Task directions:
Scan the data that follows and count the lines with the string "换用其他金属开展相同实验"; answer with the count alone.

Material for the task:
-=-=-=-=-

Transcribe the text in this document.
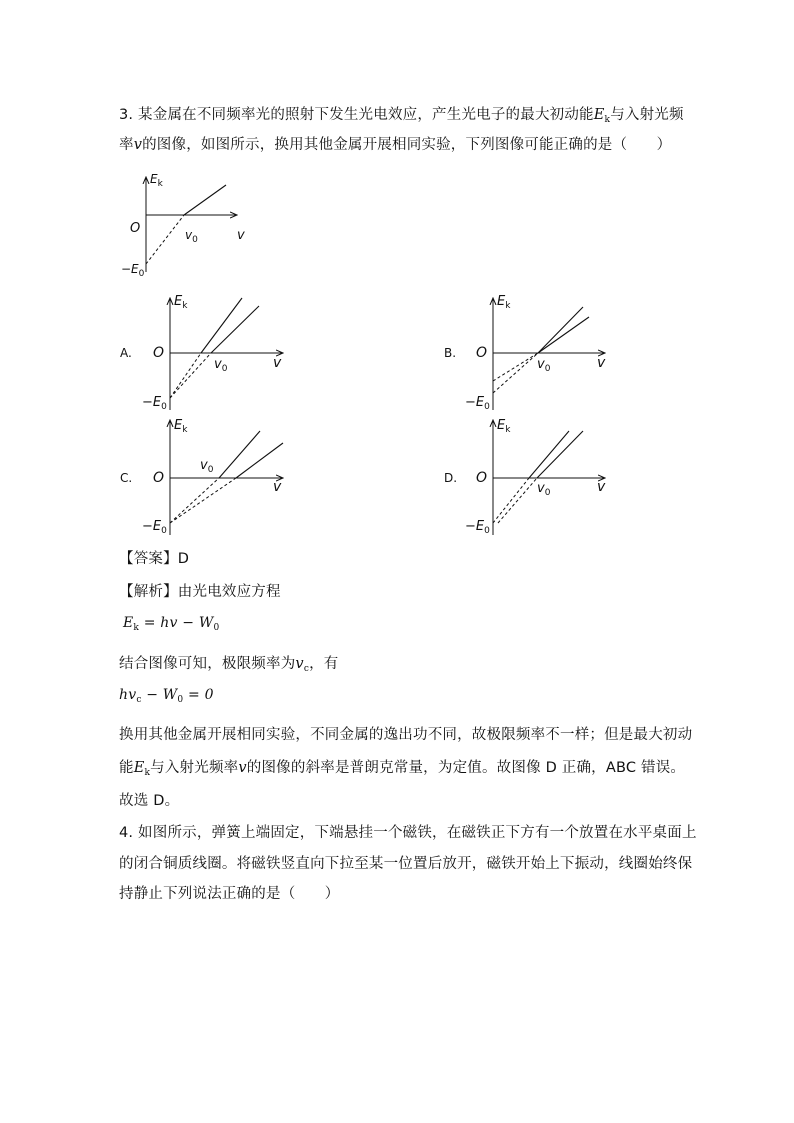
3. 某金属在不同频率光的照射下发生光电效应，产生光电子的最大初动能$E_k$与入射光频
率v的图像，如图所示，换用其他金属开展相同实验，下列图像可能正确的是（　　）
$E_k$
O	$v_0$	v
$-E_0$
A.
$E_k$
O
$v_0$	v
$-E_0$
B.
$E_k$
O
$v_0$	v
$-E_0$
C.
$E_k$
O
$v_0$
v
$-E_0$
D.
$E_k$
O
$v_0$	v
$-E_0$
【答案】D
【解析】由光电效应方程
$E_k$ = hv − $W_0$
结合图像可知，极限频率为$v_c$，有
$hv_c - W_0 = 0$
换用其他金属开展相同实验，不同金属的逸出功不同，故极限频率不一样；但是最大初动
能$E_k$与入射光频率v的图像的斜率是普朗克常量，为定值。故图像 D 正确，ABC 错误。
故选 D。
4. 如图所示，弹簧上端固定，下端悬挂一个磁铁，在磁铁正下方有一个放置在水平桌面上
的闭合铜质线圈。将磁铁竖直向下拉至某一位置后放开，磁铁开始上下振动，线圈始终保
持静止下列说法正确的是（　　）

-=-=-=-=-

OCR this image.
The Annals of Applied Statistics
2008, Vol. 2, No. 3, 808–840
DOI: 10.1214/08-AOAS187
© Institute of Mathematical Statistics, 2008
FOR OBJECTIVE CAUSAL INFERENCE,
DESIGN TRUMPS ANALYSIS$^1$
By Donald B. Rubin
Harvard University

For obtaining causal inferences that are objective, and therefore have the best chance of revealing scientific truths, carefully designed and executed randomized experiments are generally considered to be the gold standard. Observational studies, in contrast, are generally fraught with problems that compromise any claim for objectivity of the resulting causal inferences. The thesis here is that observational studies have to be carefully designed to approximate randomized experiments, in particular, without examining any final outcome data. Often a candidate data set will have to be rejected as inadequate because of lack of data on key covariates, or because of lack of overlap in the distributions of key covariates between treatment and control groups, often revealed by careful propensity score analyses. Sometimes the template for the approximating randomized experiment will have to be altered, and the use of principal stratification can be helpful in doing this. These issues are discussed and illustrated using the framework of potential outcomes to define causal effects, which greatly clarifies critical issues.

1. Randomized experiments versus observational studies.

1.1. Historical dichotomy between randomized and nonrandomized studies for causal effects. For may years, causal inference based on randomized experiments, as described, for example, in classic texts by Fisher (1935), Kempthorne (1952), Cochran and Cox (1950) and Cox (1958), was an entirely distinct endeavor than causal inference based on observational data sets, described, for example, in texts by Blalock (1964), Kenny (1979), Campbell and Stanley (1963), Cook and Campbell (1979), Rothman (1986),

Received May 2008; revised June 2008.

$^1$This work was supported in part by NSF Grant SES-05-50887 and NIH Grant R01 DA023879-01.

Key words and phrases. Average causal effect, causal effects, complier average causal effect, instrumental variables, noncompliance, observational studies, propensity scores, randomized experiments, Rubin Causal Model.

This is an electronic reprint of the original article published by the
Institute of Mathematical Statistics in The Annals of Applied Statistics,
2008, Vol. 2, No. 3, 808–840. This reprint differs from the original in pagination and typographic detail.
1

-=-=-=-=-

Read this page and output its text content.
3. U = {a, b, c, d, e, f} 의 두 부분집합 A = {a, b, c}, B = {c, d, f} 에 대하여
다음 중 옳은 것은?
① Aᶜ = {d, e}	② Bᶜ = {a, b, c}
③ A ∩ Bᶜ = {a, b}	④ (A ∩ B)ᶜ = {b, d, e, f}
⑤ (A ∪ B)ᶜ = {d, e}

-=-=-=-=-

Response:
2